━━ Given entries ━━
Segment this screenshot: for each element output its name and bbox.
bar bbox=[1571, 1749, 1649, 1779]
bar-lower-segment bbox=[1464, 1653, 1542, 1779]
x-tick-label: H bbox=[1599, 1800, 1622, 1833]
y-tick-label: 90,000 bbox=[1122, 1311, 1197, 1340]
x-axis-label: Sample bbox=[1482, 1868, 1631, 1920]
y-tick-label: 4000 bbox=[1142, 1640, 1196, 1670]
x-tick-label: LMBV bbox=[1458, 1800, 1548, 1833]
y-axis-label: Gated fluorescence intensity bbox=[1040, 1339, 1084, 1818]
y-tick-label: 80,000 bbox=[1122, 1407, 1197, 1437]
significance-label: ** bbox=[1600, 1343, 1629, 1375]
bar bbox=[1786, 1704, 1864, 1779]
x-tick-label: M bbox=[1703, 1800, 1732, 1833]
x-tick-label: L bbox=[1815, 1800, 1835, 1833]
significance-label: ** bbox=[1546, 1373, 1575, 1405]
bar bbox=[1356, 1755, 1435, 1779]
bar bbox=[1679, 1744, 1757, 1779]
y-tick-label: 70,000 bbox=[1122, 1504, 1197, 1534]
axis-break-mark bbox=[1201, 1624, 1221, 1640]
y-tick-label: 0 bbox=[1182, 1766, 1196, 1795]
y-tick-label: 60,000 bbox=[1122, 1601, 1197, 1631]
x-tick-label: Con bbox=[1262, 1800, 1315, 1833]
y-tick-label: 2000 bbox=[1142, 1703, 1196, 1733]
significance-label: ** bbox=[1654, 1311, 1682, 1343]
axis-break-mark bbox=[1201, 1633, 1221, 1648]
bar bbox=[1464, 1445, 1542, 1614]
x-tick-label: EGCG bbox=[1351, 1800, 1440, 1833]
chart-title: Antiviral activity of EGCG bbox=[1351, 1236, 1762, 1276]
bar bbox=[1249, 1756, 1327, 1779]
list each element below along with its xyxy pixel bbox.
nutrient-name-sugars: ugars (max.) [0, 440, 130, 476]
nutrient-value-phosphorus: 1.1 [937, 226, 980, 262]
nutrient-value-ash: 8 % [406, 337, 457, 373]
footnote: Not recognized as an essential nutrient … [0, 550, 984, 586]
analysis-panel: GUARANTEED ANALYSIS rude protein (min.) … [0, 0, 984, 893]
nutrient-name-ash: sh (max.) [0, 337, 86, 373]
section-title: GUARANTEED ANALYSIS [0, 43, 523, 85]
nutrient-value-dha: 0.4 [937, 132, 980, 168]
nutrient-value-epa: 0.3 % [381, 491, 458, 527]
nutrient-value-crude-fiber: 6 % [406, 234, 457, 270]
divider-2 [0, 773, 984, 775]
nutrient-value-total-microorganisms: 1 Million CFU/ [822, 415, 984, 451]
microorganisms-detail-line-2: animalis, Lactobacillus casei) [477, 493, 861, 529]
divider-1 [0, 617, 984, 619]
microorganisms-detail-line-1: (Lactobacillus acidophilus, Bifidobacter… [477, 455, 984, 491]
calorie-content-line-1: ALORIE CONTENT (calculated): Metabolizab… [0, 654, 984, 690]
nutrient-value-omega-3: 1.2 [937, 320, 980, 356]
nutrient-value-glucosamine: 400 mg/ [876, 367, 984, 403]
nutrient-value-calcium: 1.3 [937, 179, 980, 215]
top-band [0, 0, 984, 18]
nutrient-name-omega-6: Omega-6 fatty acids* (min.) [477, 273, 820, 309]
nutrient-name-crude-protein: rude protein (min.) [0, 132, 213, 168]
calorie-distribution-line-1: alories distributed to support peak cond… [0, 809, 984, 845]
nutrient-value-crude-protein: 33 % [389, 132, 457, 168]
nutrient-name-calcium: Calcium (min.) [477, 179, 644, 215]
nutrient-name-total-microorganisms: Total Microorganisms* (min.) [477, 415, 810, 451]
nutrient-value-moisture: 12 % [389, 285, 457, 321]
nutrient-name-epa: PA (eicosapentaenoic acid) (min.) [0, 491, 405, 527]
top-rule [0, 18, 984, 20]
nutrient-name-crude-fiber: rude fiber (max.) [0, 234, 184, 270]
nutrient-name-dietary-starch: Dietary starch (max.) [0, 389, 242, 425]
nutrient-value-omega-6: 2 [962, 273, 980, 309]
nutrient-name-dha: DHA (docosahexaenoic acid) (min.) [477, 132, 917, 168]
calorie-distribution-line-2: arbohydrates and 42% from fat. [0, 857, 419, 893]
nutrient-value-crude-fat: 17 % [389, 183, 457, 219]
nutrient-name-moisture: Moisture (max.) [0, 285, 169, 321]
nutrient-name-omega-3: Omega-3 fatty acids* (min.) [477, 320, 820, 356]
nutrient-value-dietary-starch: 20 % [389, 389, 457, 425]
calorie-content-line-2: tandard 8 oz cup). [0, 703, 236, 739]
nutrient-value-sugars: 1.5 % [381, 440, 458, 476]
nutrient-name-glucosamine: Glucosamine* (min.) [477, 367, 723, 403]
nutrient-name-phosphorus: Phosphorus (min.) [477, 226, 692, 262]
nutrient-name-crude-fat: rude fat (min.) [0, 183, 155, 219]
━━━
Which lines above hold the string "protein"? Copy every one of them.

analysis-panel: GUARANTEED ANALYSIS rude protein (min.) … [0, 0, 984, 893]
nutrient-name-crude-protein: rude protein (min.) [0, 132, 213, 168]
nutrient-value-crude-protein: 33 % [389, 132, 457, 168]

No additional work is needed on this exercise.